* THE REQUEST
Among these lines, how many include "Verstärker"? Answer only with the number.

* MATERIAL SUPPLIED
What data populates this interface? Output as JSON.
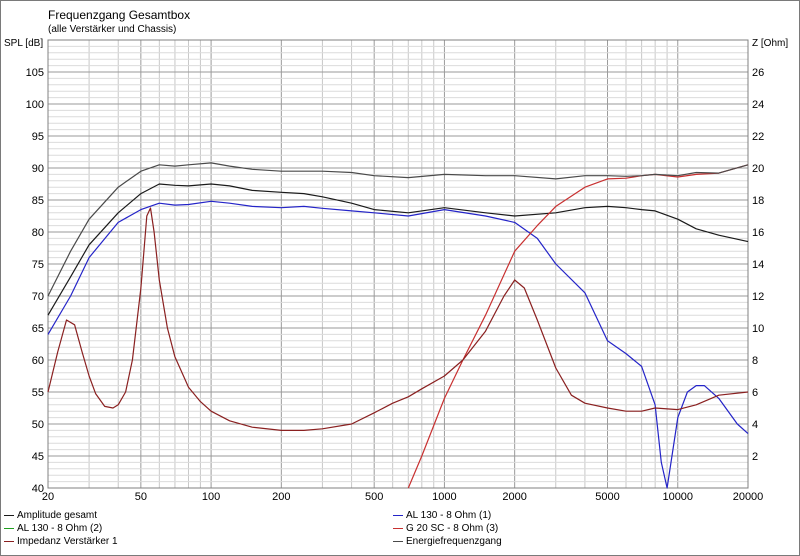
{
  "chart_data": {
    "type": "line",
    "title": "Frequenzgang Gesamtbox",
    "subtitle": "(alle Verstärker und Chassis)",
    "ylabel_left": "SPL [dB]",
    "ylabel_right": "Z [Ohm]",
    "x_scale": "log",
    "xlim": [
      20,
      20000
    ],
    "ylim_left": [
      40,
      110
    ],
    "ylim_right": [
      0,
      28
    ],
    "x_ticks": [
      "20",
      "50",
      "100",
      "200",
      "500",
      "1000",
      "2000",
      "5000",
      "10000",
      "20000"
    ],
    "y_ticks_left": [
      "40",
      "45",
      "50",
      "55",
      "60",
      "65",
      "70",
      "75",
      "80",
      "85",
      "90",
      "95",
      "100",
      "105"
    ],
    "y_ticks_right": [
      "2",
      "4",
      "6",
      "8",
      "10",
      "12",
      "14",
      "16",
      "18",
      "20",
      "22",
      "24",
      "26"
    ],
    "grid": true,
    "legend_placement": "bottom",
    "series": [
      {
        "name": "Amplitude gesamt",
        "axis": "left",
        "color": "#1a1a1a",
        "x": [
          20,
          25,
          30,
          40,
          50,
          60,
          70,
          80,
          100,
          120,
          150,
          200,
          250,
          300,
          400,
          500,
          700,
          1000,
          1500,
          2000,
          3000,
          4000,
          5000,
          6000,
          7000,
          8000,
          10000,
          12000,
          15000,
          20000
        ],
        "y": [
          67,
          73,
          78,
          83,
          86,
          87.5,
          87.3,
          87.2,
          87.5,
          87.2,
          86.5,
          86.2,
          86,
          85.5,
          84.5,
          83.5,
          83,
          83.8,
          83,
          82.5,
          83,
          83.8,
          84,
          83.8,
          83.5,
          83.3,
          82,
          80.5,
          79.5,
          78.5
        ]
      },
      {
        "name": "AL 130 - 8 Ohm (1)",
        "axis": "left",
        "color": "#2424c8",
        "x": [
          20,
          25,
          30,
          40,
          50,
          60,
          70,
          80,
          100,
          120,
          150,
          200,
          250,
          300,
          400,
          500,
          700,
          1000,
          1500,
          2000,
          2500,
          3000,
          4000,
          5000,
          6000,
          7000,
          8000,
          8500,
          9000,
          10000,
          11000,
          12000,
          13000,
          15000,
          18000,
          20000
        ],
        "y": [
          64,
          70,
          76,
          81.5,
          83.5,
          84.5,
          84.2,
          84.3,
          84.8,
          84.5,
          84,
          83.8,
          84,
          83.7,
          83.3,
          83,
          82.5,
          83.5,
          82.5,
          81.5,
          79,
          75,
          70.5,
          63,
          61,
          59,
          53,
          44,
          40,
          51,
          55,
          56,
          56,
          54,
          50,
          48.5
        ]
      },
      {
        "name": "AL 130 - 8 Ohm (2)",
        "axis": "left",
        "color": "#20a020",
        "x": [],
        "y": []
      },
      {
        "name": "G 20 SC - 8 Ohm (3)",
        "axis": "left",
        "color": "#c83030",
        "x": [
          700,
          800,
          1000,
          1200,
          1500,
          2000,
          2500,
          3000,
          4000,
          5000,
          6000,
          7000,
          8000,
          10000,
          12000,
          15000,
          20000
        ],
        "y": [
          40,
          45,
          54,
          60,
          67,
          77,
          81,
          84,
          87,
          88.3,
          88.4,
          88.8,
          89,
          88.6,
          89,
          89.2,
          90.5
        ]
      },
      {
        "name": "Impedanz Verstärker 1",
        "axis": "right",
        "color": "#8a2020",
        "x": [
          20,
          22,
          24,
          26,
          28,
          30,
          32,
          35,
          38,
          40,
          43,
          46,
          50,
          53,
          55,
          57,
          60,
          65,
          70,
          80,
          90,
          100,
          120,
          150,
          200,
          250,
          300,
          400,
          500,
          600,
          700,
          800,
          1000,
          1200,
          1500,
          1800,
          2000,
          2200,
          2500,
          3000,
          3500,
          4000,
          5000,
          6000,
          7000,
          8000,
          10000,
          12000,
          15000,
          20000
        ],
        "y": [
          6,
          8.5,
          10.5,
          10.2,
          8.5,
          7,
          5.9,
          5.1,
          5,
          5.2,
          6,
          8,
          12.5,
          17,
          17.5,
          16,
          13,
          10,
          8.2,
          6.3,
          5.4,
          4.8,
          4.2,
          3.8,
          3.6,
          3.6,
          3.7,
          4,
          4.7,
          5.3,
          5.7,
          6.2,
          7,
          8,
          9.8,
          12,
          13,
          12.5,
          10.5,
          7.5,
          5.8,
          5.3,
          5,
          4.8,
          4.8,
          5,
          4.9,
          5.2,
          5.8,
          6
        ]
      },
      {
        "name": "Energiefrequenzgang",
        "axis": "left",
        "color": "#4a4a4a",
        "x": [
          20,
          25,
          30,
          40,
          50,
          60,
          70,
          80,
          100,
          120,
          150,
          200,
          250,
          300,
          400,
          500,
          700,
          1000,
          1500,
          2000,
          3000,
          4000,
          5000,
          6000,
          7000,
          8000,
          10000,
          12000,
          15000,
          20000
        ],
        "y": [
          70,
          77,
          82,
          87,
          89.5,
          90.5,
          90.3,
          90.5,
          90.8,
          90.3,
          89.8,
          89.5,
          89.5,
          89.5,
          89.3,
          88.8,
          88.5,
          89,
          88.8,
          88.8,
          88.3,
          88.8,
          88.8,
          88.7,
          88.8,
          89,
          88.8,
          89.3,
          89.2,
          90.5
        ]
      }
    ]
  }
}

* FINISHED TASK
2